● DIRECTIONS FOR THIS TASK
Work out the number of lines with the word "النار" in the material below, then reply with that number only.

(Stored data)
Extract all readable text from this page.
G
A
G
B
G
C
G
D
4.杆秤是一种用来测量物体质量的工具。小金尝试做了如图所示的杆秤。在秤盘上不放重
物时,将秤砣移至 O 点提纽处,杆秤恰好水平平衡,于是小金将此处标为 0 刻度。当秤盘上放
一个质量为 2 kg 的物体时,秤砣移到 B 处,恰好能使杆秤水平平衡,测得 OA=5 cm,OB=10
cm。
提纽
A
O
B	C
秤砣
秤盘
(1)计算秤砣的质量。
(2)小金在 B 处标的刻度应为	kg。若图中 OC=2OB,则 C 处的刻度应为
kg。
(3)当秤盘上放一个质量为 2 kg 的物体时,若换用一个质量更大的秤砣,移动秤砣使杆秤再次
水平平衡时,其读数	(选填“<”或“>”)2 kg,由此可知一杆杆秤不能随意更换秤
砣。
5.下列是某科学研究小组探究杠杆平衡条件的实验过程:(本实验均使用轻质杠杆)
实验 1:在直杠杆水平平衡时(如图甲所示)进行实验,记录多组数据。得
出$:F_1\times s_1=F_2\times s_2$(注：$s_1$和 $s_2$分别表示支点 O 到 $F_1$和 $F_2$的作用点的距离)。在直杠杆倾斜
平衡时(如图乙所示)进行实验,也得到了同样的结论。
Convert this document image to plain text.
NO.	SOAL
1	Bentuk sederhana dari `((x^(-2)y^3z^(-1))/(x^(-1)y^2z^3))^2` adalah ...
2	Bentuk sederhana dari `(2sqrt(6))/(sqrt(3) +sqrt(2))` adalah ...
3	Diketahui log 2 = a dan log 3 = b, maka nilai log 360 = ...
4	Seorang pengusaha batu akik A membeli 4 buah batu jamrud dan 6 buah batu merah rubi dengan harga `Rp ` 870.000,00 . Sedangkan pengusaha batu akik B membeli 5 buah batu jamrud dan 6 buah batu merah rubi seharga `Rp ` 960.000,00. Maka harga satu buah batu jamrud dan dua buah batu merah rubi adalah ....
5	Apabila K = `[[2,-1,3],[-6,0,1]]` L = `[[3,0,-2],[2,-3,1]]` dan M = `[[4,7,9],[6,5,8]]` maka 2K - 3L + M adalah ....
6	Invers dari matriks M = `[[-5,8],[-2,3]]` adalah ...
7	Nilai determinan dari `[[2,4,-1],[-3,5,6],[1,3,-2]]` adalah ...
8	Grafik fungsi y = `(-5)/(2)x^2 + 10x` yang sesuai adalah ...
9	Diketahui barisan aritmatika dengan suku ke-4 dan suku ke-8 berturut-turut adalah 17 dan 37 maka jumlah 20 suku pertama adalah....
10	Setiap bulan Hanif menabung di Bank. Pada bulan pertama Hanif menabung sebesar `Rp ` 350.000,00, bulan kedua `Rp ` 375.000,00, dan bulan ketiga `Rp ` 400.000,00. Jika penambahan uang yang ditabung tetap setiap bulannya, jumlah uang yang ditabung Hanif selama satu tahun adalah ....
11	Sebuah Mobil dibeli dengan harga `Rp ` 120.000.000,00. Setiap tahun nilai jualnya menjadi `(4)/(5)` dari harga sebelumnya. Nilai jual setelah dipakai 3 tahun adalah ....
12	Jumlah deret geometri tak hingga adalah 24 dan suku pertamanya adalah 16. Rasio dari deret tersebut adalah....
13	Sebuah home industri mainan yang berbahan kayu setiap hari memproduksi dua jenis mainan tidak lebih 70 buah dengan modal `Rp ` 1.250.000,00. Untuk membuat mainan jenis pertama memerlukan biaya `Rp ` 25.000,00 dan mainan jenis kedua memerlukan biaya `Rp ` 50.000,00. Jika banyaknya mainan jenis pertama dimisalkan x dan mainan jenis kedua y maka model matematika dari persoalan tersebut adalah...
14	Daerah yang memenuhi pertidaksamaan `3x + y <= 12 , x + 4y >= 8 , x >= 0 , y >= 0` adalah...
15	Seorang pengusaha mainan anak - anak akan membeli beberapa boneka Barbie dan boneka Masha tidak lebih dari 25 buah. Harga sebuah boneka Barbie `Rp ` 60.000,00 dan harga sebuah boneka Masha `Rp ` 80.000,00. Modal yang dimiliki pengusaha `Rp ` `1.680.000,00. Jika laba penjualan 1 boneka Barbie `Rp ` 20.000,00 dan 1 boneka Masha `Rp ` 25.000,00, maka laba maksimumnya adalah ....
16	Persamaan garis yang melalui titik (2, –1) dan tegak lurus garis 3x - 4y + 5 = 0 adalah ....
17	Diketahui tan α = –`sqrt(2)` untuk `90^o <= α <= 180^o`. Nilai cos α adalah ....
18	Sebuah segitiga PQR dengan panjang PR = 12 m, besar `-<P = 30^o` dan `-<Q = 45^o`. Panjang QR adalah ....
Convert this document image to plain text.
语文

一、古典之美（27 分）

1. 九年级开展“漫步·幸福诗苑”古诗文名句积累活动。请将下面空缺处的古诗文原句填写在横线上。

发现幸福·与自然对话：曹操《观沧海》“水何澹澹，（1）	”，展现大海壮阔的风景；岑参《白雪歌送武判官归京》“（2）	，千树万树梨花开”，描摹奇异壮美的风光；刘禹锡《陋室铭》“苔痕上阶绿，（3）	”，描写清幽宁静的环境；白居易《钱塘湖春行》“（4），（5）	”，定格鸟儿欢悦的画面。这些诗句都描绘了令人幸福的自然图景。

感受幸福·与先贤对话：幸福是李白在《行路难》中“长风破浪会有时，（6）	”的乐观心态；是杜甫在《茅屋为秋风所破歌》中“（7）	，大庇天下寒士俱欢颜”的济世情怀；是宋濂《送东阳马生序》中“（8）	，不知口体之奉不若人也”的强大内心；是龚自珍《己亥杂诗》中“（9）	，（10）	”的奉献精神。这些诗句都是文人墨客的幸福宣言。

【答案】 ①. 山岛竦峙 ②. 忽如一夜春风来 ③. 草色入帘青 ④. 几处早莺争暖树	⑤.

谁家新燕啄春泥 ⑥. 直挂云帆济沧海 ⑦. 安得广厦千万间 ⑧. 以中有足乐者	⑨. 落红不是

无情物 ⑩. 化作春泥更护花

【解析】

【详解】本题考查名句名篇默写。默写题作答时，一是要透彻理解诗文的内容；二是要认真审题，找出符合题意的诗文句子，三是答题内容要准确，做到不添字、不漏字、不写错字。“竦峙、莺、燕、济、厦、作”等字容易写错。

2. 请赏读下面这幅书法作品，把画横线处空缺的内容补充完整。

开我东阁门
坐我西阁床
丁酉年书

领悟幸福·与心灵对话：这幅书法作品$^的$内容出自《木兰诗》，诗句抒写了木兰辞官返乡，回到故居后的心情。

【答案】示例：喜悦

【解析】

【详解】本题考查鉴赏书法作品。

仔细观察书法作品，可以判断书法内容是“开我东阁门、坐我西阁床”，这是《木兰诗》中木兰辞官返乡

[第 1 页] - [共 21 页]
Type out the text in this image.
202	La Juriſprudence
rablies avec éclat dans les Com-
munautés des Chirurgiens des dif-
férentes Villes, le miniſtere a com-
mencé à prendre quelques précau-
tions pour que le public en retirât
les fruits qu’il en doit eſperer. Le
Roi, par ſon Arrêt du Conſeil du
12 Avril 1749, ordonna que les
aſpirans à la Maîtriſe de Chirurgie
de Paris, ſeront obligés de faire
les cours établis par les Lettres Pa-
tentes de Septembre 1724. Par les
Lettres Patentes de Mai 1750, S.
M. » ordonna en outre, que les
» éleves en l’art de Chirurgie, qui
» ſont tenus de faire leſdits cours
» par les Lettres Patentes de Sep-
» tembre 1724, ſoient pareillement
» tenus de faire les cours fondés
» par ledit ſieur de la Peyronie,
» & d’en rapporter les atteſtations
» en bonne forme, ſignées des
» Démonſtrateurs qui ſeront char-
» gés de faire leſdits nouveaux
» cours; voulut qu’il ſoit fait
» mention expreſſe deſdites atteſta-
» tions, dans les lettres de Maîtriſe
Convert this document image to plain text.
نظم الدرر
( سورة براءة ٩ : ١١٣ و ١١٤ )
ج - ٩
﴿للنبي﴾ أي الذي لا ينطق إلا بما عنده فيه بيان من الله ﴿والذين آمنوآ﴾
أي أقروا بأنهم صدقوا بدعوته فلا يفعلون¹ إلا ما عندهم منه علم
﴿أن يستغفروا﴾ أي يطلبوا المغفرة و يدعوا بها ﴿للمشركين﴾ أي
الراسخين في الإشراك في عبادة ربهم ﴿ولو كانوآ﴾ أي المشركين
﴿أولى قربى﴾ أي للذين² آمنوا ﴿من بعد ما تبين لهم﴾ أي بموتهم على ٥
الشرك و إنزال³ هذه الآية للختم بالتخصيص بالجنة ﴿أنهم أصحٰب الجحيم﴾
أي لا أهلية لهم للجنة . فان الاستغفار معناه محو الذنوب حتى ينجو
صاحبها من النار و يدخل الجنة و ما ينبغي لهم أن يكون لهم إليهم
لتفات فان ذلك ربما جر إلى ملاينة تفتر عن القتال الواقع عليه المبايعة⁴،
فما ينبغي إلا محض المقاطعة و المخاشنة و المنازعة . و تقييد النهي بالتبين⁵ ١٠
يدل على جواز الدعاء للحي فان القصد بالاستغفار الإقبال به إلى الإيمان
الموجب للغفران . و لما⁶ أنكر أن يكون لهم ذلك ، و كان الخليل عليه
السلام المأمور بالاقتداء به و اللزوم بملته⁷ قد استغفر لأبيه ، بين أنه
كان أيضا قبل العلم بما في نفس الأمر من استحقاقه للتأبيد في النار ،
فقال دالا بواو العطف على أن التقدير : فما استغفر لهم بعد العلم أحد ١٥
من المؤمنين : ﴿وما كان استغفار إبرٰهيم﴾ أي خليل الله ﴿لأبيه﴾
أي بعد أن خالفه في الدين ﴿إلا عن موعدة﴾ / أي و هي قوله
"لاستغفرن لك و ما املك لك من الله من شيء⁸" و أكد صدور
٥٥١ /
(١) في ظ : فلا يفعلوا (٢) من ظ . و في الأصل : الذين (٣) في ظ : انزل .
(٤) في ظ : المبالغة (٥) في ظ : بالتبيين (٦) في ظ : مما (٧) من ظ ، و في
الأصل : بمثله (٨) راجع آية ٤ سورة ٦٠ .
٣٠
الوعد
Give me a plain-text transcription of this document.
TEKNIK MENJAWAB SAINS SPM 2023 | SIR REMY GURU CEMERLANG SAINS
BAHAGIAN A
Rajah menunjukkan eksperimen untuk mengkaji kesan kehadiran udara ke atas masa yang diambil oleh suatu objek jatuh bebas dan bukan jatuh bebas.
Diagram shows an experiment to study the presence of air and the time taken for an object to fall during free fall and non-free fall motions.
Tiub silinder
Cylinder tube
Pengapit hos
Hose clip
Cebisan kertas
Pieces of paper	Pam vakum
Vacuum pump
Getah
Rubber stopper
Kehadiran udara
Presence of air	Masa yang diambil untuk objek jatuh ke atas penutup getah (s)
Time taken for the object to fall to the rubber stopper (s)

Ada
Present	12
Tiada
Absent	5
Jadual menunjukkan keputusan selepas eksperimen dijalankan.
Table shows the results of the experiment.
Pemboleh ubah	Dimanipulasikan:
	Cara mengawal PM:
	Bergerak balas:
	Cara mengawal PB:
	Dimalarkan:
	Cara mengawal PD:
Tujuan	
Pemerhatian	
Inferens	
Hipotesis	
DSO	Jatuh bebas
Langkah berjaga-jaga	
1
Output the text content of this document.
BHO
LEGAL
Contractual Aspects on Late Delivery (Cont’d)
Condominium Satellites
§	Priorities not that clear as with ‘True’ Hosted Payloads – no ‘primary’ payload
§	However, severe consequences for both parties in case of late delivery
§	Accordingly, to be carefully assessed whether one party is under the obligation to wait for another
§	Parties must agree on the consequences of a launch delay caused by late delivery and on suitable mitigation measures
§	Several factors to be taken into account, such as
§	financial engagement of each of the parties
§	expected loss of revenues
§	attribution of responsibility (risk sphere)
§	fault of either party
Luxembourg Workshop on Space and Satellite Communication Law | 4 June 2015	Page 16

● EXPECTED OUTPUT
2